TASK TO CARRY OUT —
Select, from the data, each line where "projects" occurs.

** START OF MATERIAL **

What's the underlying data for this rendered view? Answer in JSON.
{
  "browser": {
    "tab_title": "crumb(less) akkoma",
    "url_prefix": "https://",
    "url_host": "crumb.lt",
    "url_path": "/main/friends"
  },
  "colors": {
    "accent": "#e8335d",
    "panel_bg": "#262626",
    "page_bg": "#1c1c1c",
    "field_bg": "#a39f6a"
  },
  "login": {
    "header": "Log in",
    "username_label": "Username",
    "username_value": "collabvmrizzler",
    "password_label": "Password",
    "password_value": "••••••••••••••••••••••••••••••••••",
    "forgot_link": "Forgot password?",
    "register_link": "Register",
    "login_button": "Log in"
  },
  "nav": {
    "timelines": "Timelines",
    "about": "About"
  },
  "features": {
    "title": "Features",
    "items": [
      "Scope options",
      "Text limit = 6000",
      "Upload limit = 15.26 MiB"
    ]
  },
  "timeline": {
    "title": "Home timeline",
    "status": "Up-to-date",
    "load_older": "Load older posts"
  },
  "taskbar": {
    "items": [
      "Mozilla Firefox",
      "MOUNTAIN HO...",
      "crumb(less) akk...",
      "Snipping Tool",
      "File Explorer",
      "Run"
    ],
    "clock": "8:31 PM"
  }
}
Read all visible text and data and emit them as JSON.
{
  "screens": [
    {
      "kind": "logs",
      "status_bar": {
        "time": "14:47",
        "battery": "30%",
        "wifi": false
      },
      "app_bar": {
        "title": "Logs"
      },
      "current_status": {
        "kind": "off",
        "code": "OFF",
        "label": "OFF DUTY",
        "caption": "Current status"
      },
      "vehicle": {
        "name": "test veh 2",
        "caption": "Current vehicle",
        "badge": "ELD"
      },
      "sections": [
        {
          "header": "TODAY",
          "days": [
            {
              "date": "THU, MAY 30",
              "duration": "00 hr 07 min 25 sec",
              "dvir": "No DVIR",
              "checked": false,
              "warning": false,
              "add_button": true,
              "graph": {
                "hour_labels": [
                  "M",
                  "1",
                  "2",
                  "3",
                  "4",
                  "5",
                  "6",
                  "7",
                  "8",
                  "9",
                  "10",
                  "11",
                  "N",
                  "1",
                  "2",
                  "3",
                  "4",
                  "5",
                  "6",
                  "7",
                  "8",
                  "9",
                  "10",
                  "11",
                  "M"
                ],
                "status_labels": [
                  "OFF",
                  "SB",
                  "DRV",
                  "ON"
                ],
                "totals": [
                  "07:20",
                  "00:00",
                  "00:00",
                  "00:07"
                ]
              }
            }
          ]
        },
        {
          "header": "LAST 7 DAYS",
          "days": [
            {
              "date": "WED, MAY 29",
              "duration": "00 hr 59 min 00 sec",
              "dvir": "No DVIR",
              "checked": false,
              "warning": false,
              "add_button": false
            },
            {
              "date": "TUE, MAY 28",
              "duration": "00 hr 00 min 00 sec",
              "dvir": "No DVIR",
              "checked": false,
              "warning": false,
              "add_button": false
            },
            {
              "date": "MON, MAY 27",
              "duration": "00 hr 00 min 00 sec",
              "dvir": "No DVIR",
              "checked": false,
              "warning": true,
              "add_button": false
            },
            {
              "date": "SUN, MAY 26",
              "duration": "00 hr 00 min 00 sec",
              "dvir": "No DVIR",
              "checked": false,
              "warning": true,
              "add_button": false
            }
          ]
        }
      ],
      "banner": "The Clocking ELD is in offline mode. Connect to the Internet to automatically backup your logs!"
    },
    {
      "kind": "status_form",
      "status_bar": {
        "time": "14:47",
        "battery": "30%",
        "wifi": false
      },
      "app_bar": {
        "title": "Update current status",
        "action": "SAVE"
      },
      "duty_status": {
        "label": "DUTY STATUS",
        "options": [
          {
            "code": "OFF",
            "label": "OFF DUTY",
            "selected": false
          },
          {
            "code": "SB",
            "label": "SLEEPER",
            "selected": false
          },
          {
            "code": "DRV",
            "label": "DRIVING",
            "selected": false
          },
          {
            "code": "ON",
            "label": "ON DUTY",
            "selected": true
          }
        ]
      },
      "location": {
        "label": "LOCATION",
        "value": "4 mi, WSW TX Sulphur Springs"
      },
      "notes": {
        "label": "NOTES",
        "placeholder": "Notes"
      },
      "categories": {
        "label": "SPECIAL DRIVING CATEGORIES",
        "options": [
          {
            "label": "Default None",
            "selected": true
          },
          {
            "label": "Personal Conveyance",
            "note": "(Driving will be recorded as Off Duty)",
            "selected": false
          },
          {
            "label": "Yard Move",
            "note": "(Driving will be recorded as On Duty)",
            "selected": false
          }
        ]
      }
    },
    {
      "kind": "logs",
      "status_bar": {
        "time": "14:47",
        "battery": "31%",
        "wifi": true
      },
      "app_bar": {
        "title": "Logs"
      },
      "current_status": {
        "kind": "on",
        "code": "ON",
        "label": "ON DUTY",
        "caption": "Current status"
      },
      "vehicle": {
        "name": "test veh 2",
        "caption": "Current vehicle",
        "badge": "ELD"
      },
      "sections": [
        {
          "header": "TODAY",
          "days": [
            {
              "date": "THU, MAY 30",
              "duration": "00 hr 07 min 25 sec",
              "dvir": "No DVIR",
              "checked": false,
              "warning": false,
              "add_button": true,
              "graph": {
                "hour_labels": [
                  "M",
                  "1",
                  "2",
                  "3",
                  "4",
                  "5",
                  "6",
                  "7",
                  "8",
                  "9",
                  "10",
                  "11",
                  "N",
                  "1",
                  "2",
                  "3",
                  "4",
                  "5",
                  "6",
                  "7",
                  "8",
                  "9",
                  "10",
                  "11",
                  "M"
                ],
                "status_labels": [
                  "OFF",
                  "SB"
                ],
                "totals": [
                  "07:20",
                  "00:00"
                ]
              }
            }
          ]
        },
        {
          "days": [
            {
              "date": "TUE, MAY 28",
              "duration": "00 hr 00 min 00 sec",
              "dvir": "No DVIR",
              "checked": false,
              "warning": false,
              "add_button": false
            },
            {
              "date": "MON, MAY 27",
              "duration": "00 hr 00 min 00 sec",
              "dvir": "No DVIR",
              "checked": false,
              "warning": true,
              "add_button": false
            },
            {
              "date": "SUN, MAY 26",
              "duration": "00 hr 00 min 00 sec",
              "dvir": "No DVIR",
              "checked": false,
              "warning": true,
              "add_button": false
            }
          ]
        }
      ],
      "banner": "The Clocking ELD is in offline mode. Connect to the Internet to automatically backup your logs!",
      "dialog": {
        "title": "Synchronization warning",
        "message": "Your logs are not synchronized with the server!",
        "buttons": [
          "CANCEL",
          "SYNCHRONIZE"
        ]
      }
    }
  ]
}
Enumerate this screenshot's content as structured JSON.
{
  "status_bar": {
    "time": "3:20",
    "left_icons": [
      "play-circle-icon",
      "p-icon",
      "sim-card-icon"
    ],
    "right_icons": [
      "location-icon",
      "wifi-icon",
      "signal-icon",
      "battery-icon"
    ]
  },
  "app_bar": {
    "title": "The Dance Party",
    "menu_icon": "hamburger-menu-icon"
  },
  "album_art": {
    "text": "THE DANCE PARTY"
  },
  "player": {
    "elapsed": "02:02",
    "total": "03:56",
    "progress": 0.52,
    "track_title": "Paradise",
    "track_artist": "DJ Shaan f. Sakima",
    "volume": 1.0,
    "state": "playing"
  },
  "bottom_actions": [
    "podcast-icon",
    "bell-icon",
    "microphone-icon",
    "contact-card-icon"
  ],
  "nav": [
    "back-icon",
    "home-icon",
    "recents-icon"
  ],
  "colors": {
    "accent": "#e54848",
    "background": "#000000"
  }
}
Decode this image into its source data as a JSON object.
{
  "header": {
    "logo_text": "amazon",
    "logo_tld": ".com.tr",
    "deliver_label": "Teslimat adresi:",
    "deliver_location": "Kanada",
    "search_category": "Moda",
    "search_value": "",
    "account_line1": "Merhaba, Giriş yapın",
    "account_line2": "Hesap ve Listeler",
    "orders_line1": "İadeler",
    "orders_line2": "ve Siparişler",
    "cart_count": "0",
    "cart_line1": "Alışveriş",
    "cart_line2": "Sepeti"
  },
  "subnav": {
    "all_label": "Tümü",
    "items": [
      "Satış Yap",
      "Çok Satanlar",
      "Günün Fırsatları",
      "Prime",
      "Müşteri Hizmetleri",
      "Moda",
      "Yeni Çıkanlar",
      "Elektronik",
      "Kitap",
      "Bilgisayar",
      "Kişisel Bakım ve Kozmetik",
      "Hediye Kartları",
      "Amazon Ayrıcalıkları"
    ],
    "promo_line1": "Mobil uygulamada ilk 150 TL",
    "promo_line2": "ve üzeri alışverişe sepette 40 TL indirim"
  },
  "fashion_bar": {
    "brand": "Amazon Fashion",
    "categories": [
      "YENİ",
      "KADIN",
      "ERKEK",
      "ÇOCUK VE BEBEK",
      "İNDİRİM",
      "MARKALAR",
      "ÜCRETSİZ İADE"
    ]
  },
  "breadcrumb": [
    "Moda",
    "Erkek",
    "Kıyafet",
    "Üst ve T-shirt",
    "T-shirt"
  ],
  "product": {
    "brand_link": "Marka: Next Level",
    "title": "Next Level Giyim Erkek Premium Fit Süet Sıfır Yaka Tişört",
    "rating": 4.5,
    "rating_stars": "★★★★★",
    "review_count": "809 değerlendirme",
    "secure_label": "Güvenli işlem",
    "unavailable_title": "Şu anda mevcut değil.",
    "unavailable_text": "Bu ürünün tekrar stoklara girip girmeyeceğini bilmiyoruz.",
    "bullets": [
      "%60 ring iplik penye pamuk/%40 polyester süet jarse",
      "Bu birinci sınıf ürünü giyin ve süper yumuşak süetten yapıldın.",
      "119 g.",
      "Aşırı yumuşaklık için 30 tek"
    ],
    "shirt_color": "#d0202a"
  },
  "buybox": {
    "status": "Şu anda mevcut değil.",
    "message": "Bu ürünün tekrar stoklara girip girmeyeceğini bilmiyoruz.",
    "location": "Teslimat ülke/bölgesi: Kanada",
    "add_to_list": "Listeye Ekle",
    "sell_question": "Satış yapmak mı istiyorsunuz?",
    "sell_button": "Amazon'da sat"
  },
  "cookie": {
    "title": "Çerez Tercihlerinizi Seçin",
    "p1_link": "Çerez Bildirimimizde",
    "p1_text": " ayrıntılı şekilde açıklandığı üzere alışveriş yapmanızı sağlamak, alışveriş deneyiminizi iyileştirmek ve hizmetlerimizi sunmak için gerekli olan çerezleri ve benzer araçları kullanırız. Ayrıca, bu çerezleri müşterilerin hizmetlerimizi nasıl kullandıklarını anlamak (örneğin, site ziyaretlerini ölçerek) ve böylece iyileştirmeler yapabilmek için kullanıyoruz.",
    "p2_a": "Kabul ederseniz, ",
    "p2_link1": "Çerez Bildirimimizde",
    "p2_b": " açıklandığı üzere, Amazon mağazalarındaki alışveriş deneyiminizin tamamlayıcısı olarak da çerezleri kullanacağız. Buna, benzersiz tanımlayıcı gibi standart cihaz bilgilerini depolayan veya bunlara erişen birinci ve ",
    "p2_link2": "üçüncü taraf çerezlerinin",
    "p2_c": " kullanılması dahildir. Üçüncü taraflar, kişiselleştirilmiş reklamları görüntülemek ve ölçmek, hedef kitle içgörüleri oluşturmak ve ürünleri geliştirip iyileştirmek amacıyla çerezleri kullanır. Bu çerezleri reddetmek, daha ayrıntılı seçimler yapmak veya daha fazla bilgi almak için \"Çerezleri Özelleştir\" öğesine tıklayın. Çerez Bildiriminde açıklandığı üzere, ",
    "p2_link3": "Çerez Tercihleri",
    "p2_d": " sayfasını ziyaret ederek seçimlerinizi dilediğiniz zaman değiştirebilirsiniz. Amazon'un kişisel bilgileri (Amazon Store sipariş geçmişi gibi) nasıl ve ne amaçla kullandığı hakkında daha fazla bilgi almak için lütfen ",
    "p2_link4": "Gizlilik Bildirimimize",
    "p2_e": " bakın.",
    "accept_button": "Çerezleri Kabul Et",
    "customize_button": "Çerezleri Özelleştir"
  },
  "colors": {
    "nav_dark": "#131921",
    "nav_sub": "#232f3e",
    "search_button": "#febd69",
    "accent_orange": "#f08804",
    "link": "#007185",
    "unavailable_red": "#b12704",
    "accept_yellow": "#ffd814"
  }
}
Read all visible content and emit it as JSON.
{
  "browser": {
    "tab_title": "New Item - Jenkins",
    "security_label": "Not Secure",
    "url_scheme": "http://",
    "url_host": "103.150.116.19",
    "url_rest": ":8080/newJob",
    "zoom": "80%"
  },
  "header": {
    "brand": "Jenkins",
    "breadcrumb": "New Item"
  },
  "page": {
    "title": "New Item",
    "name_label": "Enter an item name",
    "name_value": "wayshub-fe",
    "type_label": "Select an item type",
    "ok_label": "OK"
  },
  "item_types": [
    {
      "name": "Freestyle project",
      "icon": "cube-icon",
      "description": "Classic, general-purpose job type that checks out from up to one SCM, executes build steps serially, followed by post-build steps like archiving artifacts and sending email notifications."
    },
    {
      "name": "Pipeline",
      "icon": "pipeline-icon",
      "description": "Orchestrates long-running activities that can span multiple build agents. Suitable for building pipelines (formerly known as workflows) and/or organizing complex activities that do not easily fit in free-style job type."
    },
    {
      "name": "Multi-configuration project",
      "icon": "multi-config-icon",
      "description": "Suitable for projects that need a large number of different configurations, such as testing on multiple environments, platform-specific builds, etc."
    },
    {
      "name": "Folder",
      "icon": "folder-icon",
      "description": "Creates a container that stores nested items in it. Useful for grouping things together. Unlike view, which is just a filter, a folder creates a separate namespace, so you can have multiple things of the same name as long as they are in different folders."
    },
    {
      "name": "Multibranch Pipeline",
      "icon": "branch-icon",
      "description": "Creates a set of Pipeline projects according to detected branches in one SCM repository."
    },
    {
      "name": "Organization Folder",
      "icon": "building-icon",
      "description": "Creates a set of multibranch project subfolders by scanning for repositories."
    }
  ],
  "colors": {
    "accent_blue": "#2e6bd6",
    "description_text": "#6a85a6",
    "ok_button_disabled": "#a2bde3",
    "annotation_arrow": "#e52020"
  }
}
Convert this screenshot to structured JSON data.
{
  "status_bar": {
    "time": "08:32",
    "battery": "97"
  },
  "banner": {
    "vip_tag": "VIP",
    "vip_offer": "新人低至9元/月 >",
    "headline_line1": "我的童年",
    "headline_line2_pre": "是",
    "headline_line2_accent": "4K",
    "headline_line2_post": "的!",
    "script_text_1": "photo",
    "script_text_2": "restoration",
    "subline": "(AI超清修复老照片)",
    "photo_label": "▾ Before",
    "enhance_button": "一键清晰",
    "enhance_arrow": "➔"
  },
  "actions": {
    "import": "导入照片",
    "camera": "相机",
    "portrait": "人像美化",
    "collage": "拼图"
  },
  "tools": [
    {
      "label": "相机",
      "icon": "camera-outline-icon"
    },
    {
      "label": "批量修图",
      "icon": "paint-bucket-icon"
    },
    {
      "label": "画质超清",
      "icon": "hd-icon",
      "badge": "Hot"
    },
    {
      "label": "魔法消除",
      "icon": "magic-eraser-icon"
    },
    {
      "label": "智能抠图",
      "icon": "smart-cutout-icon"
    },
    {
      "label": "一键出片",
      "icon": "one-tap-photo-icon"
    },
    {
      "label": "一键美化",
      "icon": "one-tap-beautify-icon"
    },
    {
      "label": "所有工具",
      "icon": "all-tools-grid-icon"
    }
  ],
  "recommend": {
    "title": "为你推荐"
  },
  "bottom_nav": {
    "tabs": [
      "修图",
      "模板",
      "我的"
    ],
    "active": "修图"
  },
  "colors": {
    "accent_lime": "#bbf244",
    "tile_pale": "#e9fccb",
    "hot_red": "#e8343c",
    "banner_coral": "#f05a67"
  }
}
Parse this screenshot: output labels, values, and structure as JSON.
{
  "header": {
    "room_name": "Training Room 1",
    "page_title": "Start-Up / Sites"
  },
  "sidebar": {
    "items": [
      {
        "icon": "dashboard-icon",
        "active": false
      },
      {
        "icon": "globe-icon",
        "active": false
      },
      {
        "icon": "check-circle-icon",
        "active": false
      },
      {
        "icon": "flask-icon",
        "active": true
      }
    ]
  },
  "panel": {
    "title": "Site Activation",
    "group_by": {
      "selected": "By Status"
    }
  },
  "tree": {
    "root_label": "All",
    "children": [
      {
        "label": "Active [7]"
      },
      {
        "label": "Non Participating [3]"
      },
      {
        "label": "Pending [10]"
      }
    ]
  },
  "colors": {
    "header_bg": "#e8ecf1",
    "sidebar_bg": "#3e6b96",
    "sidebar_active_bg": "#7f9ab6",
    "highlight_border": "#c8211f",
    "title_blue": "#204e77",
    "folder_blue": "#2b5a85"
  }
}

** END OF MATERIAL **

RESPONSE BELOW —
      "description": "Suitable for projects that need a large number of different configurations, such as testing on multiple environments, platform-specific builds, etc."
      "description": "Creates a set of Pipeline projects according to detected branches in one SCM repository."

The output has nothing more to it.